▶ _Requirements_
Output every line below exactly.

[Records]
____________
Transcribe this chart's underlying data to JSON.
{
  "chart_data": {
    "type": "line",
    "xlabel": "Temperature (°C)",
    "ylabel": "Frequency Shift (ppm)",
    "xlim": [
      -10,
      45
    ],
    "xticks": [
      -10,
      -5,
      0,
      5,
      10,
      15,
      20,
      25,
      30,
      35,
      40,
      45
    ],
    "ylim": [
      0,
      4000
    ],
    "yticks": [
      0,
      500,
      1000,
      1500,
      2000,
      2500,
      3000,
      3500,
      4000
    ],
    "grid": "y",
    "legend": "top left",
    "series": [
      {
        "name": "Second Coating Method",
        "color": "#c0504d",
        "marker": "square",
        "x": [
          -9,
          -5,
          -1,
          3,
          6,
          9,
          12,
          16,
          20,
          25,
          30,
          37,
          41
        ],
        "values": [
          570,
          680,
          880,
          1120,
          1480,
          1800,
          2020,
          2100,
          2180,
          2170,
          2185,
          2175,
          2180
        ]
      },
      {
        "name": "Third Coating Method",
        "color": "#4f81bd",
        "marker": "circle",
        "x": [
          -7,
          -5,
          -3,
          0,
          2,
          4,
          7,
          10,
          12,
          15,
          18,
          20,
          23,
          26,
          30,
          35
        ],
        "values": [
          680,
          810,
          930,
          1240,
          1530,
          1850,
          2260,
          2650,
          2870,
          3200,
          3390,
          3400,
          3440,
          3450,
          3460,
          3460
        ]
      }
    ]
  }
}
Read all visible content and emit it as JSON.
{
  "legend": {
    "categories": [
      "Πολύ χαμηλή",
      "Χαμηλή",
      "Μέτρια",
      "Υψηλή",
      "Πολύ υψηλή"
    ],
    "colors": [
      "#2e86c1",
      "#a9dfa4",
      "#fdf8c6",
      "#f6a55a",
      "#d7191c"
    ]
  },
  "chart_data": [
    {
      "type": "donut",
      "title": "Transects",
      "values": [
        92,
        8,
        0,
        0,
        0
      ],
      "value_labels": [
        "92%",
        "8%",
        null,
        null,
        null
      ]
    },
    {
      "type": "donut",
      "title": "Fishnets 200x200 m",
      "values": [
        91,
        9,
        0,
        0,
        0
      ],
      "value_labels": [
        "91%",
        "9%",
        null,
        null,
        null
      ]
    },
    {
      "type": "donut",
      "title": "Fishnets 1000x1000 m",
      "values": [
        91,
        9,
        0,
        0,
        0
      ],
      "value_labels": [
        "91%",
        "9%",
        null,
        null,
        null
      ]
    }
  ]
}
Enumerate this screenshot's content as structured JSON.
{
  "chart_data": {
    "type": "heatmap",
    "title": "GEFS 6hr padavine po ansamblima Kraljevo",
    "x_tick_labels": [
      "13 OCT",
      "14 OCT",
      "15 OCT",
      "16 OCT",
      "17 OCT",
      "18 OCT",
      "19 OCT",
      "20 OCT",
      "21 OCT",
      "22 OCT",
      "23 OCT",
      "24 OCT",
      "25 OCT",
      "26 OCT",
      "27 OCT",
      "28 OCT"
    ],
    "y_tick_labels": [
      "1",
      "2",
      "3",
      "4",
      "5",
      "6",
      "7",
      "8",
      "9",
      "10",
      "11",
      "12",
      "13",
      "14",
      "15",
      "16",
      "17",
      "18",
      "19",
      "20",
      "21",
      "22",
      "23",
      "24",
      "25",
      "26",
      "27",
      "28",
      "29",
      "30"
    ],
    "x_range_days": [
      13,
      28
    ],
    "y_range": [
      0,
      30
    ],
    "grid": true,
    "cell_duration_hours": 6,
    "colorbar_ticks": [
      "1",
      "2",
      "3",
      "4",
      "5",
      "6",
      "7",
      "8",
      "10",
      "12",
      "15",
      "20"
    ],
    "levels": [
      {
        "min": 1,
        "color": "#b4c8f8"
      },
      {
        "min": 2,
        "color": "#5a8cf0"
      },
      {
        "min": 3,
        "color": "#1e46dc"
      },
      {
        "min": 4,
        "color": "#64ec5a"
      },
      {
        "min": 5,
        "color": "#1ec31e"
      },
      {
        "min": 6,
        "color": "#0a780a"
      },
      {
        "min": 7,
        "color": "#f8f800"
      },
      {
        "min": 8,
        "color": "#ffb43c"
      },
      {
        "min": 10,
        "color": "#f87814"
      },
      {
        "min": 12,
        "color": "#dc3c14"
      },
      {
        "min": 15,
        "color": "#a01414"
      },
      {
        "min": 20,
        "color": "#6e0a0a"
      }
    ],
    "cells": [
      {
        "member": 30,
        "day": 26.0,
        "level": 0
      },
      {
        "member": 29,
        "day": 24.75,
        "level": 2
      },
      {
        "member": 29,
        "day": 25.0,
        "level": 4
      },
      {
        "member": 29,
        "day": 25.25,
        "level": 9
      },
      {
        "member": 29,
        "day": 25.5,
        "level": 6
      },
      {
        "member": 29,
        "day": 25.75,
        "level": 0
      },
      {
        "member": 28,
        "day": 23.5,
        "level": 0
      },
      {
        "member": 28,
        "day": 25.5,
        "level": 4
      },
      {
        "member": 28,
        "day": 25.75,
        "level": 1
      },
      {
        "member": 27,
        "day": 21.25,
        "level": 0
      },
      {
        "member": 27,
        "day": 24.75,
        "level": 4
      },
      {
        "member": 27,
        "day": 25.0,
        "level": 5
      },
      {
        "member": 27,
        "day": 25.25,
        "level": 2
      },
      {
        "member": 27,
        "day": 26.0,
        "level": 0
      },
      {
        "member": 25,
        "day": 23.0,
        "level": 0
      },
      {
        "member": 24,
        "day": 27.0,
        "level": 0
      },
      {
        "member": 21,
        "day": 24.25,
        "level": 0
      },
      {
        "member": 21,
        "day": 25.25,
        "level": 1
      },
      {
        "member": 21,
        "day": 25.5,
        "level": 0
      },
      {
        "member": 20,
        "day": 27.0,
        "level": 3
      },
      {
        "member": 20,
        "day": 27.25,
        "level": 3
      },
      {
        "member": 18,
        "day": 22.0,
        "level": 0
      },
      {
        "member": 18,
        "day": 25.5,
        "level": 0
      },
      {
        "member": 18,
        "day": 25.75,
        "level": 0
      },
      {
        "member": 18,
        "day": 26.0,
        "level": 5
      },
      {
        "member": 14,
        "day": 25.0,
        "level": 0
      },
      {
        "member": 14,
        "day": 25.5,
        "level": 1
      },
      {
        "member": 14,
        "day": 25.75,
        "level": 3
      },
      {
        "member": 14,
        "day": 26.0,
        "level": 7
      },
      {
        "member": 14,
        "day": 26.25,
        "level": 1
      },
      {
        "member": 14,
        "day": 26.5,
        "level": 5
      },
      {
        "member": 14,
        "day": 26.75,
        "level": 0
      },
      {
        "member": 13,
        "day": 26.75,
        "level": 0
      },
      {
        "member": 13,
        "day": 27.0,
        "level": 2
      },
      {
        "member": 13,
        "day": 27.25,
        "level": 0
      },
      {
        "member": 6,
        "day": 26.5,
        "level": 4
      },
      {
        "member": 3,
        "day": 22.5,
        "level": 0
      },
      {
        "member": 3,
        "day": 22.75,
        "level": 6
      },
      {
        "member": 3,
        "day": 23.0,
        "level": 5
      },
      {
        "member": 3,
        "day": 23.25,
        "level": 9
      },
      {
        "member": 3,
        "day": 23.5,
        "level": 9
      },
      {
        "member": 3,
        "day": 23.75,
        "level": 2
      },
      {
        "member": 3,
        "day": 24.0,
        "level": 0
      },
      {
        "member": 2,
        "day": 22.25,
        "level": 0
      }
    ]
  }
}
____________
▶ _Correct answer_
Transcribe this chart's underlying data to JSON.
{
  "chart_data": {
    "type": "line",
    "xlabel": "Temperature (°C)",
    "ylabel": "Frequency Shift (ppm)",
    "xlim": [
      -10,
      45
    ],
    "xticks": [
      -10,
      -5,
      0,
      5,
      10,
      15,
      20,
      25,
      30,
      35,
      40,
      45
    ],
    "ylim": [
      0,
      4000
    ],
    "yticks": [
      0,
      500,
      1000,
      1500,
      2000,
      2500,
      3000,
      3500,
      4000
    ],
    "grid": "y",
    "legend": "top left",
    "series": [
      {
        "name": "Second Coating Method",
        "color": "#c0504d",
        "marker": "square",
        "x": [
          -9,
          -5,
          -1,
          3,
          6,
          9,
          12,
          16,
          20,
          25,
          30,
          37,
          41
        ],
        "values": [
          570,
          680,
          880,
          1120,
          1480,
          1800,
          2020,
          2100,
          2180,
          2170,
          2185,
          2175,
          2180
        ]
      },
      {
        "name": "Third Coating Method",
        "color": "#4f81bd",
        "marker": "circle",
        "x": [
          -7,
          -5,
          -3,
          0,
          2,
          4,
          7,
          10,
          12,
          15,
          18,
          20,
          23,
          26,
          30,
          35
        ],
        "values": [
          680,
          810,
          930,
          1240,
          1530,
          1850,
          2260,
          2650,
          2870,
          3200,
          3390,
          3400,
          3440,
          3450,
          3460,
          3460
        ]
      }
    ]
  }
}
Read all visible content and emit it as JSON.
{
  "legend": {
    "categories": [
      "Πολύ χαμηλή",
      "Χαμηλή",
      "Μέτρια",
      "Υψηλή",
      "Πολύ υψηλή"
    ],
    "colors": [
      "#2e86c1",
      "#a9dfa4",
      "#fdf8c6",
      "#f6a55a",
      "#d7191c"
    ]
  },
  "chart_data": [
    {
      "type": "donut",
      "title": "Transects",
      "values": [
        92,
        8,
        0,
        0,
        0
      ],
      "value_labels": [
        "92%",
        "8%",
        null,
        null,
        null
      ]
    },
    {
      "type": "donut",
      "title": "Fishnets 200x200 m",
      "values": [
        91,
        9,
        0,
        0,
        0
      ],
      "value_labels": [
        "91%",
        "9%",
        null,
        null,
        null
      ]
    },
    {
      "type": "donut",
      "title": "Fishnets 1000x1000 m",
      "values": [
        91,
        9,
        0,
        0,
        0
      ],
      "value_labels": [
        "91%",
        "9%",
        null,
        null,
        null
      ]
    }
  ]
}
Enumerate this screenshot's content as structured JSON.
{
  "chart_data": {
    "type": "heatmap",
    "title": "GEFS 6hr padavine po ansamblima Kraljevo",
    "x_tick_labels": [
      "13 OCT",
      "14 OCT",
      "15 OCT",
      "16 OCT",
      "17 OCT",
      "18 OCT",
      "19 OCT",
      "20 OCT",
      "21 OCT",
      "22 OCT",
      "23 OCT",
      "24 OCT",
      "25 OCT",
      "26 OCT",
      "27 OCT",
      "28 OCT"
    ],
    "y_tick_labels": [
      "1",
      "2",
      "3",
      "4",
      "5",
      "6",
      "7",
      "8",
      "9",
      "10",
      "11",
      "12",
      "13",
      "14",
      "15",
      "16",
      "17",
      "18",
      "19",
      "20",
      "21",
      "22",
      "23",
      "24",
      "25",
      "26",
      "27",
      "28",
      "29",
      "30"
    ],
    "x_range_days": [
      13,
      28
    ],
    "y_range": [
      0,
      30
    ],
    "grid": true,
    "cell_duration_hours": 6,
    "colorbar_ticks": [
      "1",
      "2",
      "3",
      "4",
      "5",
      "6",
      "7",
      "8",
      "10",
      "12",
      "15",
      "20"
    ],
    "levels": [
      {
        "min": 1,
        "color": "#b4c8f8"
      },
      {
        "min": 2,
        "color": "#5a8cf0"
      },
      {
        "min": 3,
        "color": "#1e46dc"
      },
      {
        "min": 4,
        "color": "#64ec5a"
      },
      {
        "min": 5,
        "color": "#1ec31e"
      },
      {
        "min": 6,
        "color": "#0a780a"
      },
      {
        "min": 7,
        "color": "#f8f800"
      },
      {
        "min": 8,
        "color": "#ffb43c"
      },
      {
        "min": 10,
        "color": "#f87814"
      },
      {
        "min": 12,
        "color": "#dc3c14"
      },
      {
        "min": 15,
        "color": "#a01414"
      },
      {
        "min": 20,
        "color": "#6e0a0a"
      }
    ],
    "cells": [
      {
        "member": 30,
        "day": 26.0,
        "level": 0
      },
      {
        "member": 29,
        "day": 24.75,
        "level": 2
      },
      {
        "member": 29,
        "day": 25.0,
        "level": 4
      },
      {
        "member": 29,
        "day": 25.25,
        "level": 9
      },
      {
        "member": 29,
        "day": 25.5,
        "level": 6
      },
      {
        "member": 29,
        "day": 25.75,
        "level": 0
      },
      {
        "member": 28,
        "day": 23.5,
        "level": 0
      },
      {
        "member": 28,
        "day": 25.5,
        "level": 4
      },
      {
        "member": 28,
        "day": 25.75,
        "level": 1
      },
      {
        "member": 27,
        "day": 21.25,
        "level": 0
      },
      {
        "member": 27,
        "day": 24.75,
        "level": 4
      },
      {
        "member": 27,
        "day": 25.0,
        "level": 5
      },
      {
        "member": 27,
        "day": 25.25,
        "level": 2
      },
      {
        "member": 27,
        "day": 26.0,
        "level": 0
      },
      {
        "member": 25,
        "day": 23.0,
        "level": 0
      },
      {
        "member": 24,
        "day": 27.0,
        "level": 0
      },
      {
        "member": 21,
        "day": 24.25,
        "level": 0
      },
      {
        "member": 21,
        "day": 25.25,
        "level": 1
      },
      {
        "member": 21,
        "day": 25.5,
        "level": 0
      },
      {
        "member": 20,
        "day": 27.0,
        "level": 3
      },
      {
        "member": 20,
        "day": 27.25,
        "level": 3
      },
      {
        "member": 18,
        "day": 22.0,
        "level": 0
      },
      {
        "member": 18,
        "day": 25.5,
        "level": 0
      },
      {
        "member": 18,
        "day": 25.75,
        "level": 0
      },
      {
        "member": 18,
        "day": 26.0,
        "level": 5
      },
      {
        "member": 14,
        "day": 25.0,
        "level": 0
      },
      {
        "member": 14,
        "day": 25.5,
        "level": 1
      },
      {
        "member": 14,
        "day": 25.75,
        "level": 3
      },
      {
        "member": 14,
        "day": 26.0,
        "level": 7
      },
      {
        "member": 14,
        "day": 26.25,
        "level": 1
      },
      {
        "member": 14,
        "day": 26.5,
        "level": 5
      },
      {
        "member": 14,
        "day": 26.75,
        "level": 0
      },
      {
        "member": 13,
        "day": 26.75,
        "level": 0
      },
      {
        "member": 13,
        "day": 27.0,
        "level": 2
      },
      {
        "member": 13,
        "day": 27.25,
        "level": 0
      },
      {
        "member": 6,
        "day": 26.5,
        "level": 4
      },
      {
        "member": 3,
        "day": 22.5,
        "level": 0
      },
      {
        "member": 3,
        "day": 22.75,
        "level": 6
      },
      {
        "member": 3,
        "day": 23.0,
        "level": 5
      },
      {
        "member": 3,
        "day": 23.25,
        "level": 9
      },
      {
        "member": 3,
        "day": 23.5,
        "level": 9
      },
      {
        "member": 3,
        "day": 23.75,
        "level": 2
      },
      {
        "member": 3,
        "day": 24.0,
        "level": 0
      },
      {
        "member": 2,
        "day": 22.25,
        "level": 0
      }
    ]
  }
}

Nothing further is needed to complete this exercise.